# WHAT IS REQUIRED
Go through the listing below and gather every line with the word "which".

━━━━━━━━

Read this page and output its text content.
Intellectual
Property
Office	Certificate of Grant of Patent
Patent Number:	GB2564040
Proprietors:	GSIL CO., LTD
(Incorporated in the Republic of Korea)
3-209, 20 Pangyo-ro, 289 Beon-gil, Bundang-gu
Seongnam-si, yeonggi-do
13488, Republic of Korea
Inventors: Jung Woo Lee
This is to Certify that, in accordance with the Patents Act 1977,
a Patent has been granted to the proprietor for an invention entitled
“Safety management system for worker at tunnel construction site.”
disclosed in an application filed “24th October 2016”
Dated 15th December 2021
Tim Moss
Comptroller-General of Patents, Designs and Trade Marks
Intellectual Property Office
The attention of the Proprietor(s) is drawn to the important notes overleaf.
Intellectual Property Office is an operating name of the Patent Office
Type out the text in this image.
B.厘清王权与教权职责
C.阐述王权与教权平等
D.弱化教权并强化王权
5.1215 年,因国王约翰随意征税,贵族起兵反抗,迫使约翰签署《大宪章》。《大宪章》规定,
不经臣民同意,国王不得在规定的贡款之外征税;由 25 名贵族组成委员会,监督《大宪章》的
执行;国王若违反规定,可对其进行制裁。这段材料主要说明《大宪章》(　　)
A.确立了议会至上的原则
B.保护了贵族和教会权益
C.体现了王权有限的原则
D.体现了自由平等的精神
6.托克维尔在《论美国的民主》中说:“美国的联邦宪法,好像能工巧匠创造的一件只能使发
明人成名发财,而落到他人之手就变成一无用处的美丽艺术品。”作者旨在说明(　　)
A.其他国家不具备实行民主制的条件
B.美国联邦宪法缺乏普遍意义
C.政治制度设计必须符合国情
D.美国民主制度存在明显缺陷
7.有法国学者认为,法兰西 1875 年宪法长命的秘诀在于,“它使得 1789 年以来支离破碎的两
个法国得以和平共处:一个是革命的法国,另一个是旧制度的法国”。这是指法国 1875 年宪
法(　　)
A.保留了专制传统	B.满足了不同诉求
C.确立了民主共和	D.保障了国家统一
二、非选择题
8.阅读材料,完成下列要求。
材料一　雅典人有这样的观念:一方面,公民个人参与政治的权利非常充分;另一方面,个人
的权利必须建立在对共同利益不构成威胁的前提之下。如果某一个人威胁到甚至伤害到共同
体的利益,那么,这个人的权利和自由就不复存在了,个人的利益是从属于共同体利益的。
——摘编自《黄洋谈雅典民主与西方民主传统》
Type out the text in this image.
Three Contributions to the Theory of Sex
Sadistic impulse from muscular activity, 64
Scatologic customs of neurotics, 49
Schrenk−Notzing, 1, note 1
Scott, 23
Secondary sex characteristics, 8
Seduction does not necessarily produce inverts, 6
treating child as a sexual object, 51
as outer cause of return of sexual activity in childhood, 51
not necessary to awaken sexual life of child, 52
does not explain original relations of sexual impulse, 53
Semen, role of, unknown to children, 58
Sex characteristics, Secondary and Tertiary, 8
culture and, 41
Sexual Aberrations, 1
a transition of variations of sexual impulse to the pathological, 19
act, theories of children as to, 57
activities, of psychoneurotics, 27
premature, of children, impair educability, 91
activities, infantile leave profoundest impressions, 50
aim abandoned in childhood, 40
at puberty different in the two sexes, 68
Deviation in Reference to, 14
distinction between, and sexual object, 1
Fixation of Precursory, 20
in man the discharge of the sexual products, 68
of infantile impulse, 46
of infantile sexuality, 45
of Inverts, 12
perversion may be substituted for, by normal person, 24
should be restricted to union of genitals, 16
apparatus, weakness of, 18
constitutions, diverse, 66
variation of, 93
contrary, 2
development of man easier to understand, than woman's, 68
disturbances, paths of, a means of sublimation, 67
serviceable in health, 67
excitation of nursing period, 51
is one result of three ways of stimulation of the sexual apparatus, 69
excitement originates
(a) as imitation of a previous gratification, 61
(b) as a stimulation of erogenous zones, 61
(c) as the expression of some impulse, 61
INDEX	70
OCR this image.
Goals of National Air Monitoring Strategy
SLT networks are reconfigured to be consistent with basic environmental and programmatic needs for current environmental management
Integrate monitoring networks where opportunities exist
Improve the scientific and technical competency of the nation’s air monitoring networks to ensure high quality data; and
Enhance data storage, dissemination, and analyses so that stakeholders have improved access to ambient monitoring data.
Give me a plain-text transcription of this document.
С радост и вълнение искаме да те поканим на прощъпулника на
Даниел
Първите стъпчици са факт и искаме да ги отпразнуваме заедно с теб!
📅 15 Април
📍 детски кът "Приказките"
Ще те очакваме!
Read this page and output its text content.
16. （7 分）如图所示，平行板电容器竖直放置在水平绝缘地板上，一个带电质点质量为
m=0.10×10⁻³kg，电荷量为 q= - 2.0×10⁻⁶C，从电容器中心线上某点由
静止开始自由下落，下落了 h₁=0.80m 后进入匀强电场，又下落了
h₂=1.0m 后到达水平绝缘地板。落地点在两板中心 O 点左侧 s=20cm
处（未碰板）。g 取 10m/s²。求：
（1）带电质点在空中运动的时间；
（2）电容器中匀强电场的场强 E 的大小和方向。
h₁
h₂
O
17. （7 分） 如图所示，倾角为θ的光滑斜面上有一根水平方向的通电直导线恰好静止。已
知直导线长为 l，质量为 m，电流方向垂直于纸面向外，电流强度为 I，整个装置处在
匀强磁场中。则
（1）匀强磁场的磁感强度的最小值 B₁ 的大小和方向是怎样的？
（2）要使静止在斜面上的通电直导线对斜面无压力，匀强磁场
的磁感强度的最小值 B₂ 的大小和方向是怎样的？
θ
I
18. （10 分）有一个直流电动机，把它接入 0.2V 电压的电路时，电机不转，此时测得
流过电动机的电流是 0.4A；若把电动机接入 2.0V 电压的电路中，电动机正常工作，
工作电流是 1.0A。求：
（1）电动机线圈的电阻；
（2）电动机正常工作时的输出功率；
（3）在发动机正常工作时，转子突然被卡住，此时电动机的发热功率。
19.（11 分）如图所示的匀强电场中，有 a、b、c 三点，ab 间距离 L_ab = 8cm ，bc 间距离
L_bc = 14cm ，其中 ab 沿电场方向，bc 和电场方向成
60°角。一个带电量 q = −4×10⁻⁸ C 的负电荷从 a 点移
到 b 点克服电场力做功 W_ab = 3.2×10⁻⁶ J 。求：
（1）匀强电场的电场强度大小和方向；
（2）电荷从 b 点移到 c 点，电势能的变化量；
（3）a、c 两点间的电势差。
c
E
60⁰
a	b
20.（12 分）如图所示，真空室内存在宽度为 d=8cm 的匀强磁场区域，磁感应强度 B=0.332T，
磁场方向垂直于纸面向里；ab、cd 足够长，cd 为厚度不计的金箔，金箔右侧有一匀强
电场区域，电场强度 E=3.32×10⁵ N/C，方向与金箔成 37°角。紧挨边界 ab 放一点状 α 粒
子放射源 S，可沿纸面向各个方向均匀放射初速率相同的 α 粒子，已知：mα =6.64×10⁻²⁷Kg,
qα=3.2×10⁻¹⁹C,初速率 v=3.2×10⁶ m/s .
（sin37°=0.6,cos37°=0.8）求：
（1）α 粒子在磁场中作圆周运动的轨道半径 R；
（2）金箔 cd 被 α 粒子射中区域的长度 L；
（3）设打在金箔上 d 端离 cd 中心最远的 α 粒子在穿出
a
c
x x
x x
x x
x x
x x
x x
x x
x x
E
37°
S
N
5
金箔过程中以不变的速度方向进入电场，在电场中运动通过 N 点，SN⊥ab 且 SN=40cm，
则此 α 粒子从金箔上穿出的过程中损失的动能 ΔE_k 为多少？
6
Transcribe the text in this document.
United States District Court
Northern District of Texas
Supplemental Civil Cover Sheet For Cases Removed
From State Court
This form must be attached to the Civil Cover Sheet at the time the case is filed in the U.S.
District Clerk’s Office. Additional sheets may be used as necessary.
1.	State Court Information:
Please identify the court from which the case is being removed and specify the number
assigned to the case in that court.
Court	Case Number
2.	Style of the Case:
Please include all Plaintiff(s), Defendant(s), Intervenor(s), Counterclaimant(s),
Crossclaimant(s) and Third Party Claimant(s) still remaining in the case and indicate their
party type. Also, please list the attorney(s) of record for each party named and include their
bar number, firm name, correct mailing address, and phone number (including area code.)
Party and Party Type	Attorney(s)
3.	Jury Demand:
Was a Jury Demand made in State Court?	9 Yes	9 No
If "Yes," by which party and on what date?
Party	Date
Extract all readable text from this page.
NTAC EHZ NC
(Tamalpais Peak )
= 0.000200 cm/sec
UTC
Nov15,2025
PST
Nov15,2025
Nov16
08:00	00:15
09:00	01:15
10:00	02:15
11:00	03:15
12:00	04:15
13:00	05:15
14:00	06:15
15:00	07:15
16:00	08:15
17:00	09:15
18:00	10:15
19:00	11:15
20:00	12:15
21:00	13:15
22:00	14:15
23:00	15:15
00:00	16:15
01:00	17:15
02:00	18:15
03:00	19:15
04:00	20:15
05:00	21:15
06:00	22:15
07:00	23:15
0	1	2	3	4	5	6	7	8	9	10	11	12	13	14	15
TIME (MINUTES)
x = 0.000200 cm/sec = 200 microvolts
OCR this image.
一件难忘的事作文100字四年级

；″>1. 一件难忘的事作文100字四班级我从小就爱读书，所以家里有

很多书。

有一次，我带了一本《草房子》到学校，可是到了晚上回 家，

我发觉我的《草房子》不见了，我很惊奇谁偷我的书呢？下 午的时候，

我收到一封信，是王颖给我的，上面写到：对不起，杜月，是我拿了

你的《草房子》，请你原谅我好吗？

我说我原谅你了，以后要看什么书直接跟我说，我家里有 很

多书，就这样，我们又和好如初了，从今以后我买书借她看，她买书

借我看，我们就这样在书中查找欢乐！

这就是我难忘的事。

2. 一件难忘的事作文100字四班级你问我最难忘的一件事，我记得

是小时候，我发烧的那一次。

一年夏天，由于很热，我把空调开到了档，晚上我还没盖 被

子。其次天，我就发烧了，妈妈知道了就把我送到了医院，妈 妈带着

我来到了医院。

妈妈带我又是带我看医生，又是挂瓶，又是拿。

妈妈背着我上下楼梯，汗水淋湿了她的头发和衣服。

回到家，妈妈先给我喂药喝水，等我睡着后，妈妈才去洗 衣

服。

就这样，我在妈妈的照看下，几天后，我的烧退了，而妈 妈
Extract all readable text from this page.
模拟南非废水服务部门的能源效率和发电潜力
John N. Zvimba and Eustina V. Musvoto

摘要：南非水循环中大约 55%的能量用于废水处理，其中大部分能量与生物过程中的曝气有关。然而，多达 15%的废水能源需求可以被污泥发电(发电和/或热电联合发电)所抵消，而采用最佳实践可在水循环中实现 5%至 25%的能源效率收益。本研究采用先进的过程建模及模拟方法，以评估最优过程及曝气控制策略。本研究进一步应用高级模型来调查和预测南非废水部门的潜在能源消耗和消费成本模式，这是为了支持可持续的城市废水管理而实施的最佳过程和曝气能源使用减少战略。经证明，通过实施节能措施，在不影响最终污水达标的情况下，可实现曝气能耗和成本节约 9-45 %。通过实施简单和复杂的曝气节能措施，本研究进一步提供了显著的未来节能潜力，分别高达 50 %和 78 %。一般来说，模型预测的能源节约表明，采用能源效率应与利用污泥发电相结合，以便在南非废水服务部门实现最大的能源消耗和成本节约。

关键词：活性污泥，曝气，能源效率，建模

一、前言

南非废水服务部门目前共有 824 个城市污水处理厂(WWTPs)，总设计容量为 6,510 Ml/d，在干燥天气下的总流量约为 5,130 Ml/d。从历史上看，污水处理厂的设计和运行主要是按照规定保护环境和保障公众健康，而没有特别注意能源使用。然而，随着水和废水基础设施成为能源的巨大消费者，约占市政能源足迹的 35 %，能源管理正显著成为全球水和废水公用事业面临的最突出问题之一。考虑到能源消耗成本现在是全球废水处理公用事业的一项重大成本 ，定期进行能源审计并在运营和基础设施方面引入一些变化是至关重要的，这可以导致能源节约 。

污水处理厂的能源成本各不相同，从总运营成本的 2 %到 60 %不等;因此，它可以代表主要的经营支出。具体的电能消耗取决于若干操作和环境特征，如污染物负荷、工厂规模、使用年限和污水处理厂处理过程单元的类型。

━━━━━━━━

# SOLUTION
Please identify the court from which the case is being removed and specify the number
If "Yes," by which party and on what date?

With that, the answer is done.